> **TASK INSTRUCTIONS**
Set down each line of the material that follows, exactly, with no pictures.
[[ DATA SUPPLIED, beginning ]]
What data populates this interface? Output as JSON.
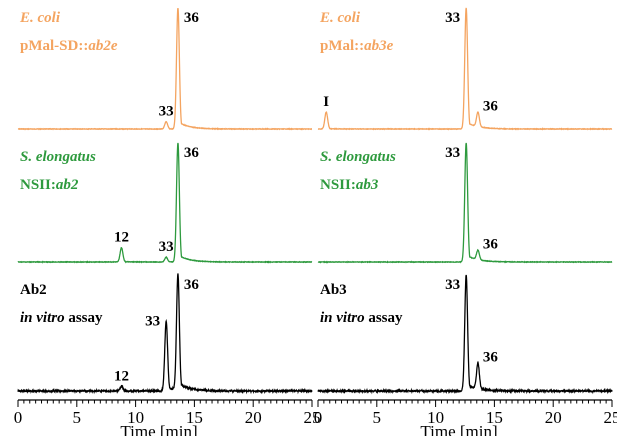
{
  "colors": {
    "orange": "#f4a460",
    "green": "#2e9a3e",
    "black": "#000000"
  },
  "axis": {
    "xlabel": "Time [min]",
    "ticks": [
      "0",
      "5",
      "10",
      "15",
      "20",
      "25"
    ]
  },
  "chart_data": [
    {
      "type": "line",
      "panel": "left",
      "xlim": [
        0,
        25
      ],
      "xlabel": "Time [min]",
      "traces": [
        {
          "label_line1": "E. coli",
          "label_line2_plain": "pMal-SD::",
          "label_line2_italic": "ab2e",
          "color": "orange",
          "peaks": [
            {
              "label": "33",
              "x": 12.6,
              "height": 0.06
            },
            {
              "label": "36",
              "x": 13.6,
              "height": 1.0
            }
          ]
        },
        {
          "label_line1": "S. elongatus",
          "label_line2_plain": "NSII:",
          "label_line2_italic": "ab2",
          "color": "green",
          "peaks": [
            {
              "label": "12",
              "x": 8.8,
              "height": 0.12
            },
            {
              "label": "33",
              "x": 12.6,
              "height": 0.04
            },
            {
              "label": "36",
              "x": 13.6,
              "height": 1.0
            }
          ]
        },
        {
          "label_line1": "Ab2",
          "label_line2_italic": "in vitro",
          "label_line2_plain": " assay",
          "color": "black",
          "peaks": [
            {
              "label": "12",
              "x": 8.8,
              "height": 0.04
            },
            {
              "label": "33",
              "x": 12.6,
              "height": 0.6
            },
            {
              "label": "36",
              "x": 13.6,
              "height": 1.0
            }
          ]
        }
      ]
    },
    {
      "type": "line",
      "panel": "right",
      "xlim": [
        0,
        25
      ],
      "xlabel": "Time [min]",
      "traces": [
        {
          "label_line1": "E. coli",
          "label_line2_plain": "pMal::",
          "label_line2_italic": "ab3e",
          "color": "orange",
          "peaks": [
            {
              "label": "I",
              "x": 0.7,
              "height": 0.14
            },
            {
              "label": "33",
              "x": 12.6,
              "height": 1.0
            },
            {
              "label": "36",
              "x": 13.6,
              "height": 0.12
            }
          ]
        },
        {
          "label_line1": "S. elongatus",
          "label_line2_plain": "NSII:",
          "label_line2_italic": "ab3",
          "color": "green",
          "peaks": [
            {
              "label": "33",
              "x": 12.6,
              "height": 1.0
            },
            {
              "label": "36",
              "x": 13.6,
              "height": 0.08
            }
          ]
        },
        {
          "label_line1": "Ab3",
          "label_line2_italic": "in vitro",
          "label_line2_plain": " assay",
          "color": "black",
          "peaks": [
            {
              "label": "33",
              "x": 12.6,
              "height": 1.0
            },
            {
              "label": "36",
              "x": 13.6,
              "height": 0.22
            }
          ]
        }
      ]
    }
  ]
}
[[ DATA SUPPLIED, end ]]
> **EXPECTED ANSWER**
What data populates this interface? Output as JSON.
{
  "colors": {
    "orange": "#f4a460",
    "green": "#2e9a3e",
    "black": "#000000"
  },
  "axis": {
    "xlabel": "Time [min]",
    "ticks": [
      "0",
      "5",
      "10",
      "15",
      "20",
      "25"
    ]
  },
  "chart_data": [
    {
      "type": "line",
      "panel": "left",
      "xlim": [
        0,
        25
      ],
      "xlabel": "Time [min]",
      "traces": [
        {
          "label_line1": "E. coli",
          "label_line2_plain": "pMal-SD::",
          "label_line2_italic": "ab2e",
          "color": "orange",
          "peaks": [
            {
              "label": "33",
              "x": 12.6,
              "height": 0.06
            },
            {
              "label": "36",
              "x": 13.6,
              "height": 1.0
            }
          ]
        },
        {
          "label_line1": "S. elongatus",
          "label_line2_plain": "NSII:",
          "label_line2_italic": "ab2",
          "color": "green",
          "peaks": [
            {
              "label": "12",
              "x": 8.8,
              "height": 0.12
            },
            {
              "label": "33",
              "x": 12.6,
              "height": 0.04
            },
            {
              "label": "36",
              "x": 13.6,
              "height": 1.0
            }
          ]
        },
        {
          "label_line1": "Ab2",
          "label_line2_italic": "in vitro",
          "label_line2_plain": " assay",
          "color": "black",
          "peaks": [
            {
              "label": "12",
              "x": 8.8,
              "height": 0.04
            },
            {
              "label": "33",
              "x": 12.6,
              "height": 0.6
            },
            {
              "label": "36",
              "x": 13.6,
              "height": 1.0
            }
          ]
        }
      ]
    },
    {
      "type": "line",
      "panel": "right",
      "xlim": [
        0,
        25
      ],
      "xlabel": "Time [min]",
      "traces": [
        {
          "label_line1": "E. coli",
          "label_line2_plain": "pMal::",
          "label_line2_italic": "ab3e",
          "color": "orange",
          "peaks": [
            {
              "label": "I",
              "x": 0.7,
              "height": 0.14
            },
            {
              "label": "33",
              "x": 12.6,
              "height": 1.0
            },
            {
              "label": "36",
              "x": 13.6,
              "height": 0.12
            }
          ]
        },
        {
          "label_line1": "S. elongatus",
          "label_line2_plain": "NSII:",
          "label_line2_italic": "ab3",
          "color": "green",
          "peaks": [
            {
              "label": "33",
              "x": 12.6,
              "height": 1.0
            },
            {
              "label": "36",
              "x": 13.6,
              "height": 0.08
            }
          ]
        },
        {
          "label_line1": "Ab3",
          "label_line2_italic": "in vitro",
          "label_line2_plain": " assay",
          "color": "black",
          "peaks": [
            {
              "label": "33",
              "x": 12.6,
              "height": 1.0
            },
            {
              "label": "36",
              "x": 13.6,
              "height": 0.22
            }
          ]
        }
      ]
    }
  ]
}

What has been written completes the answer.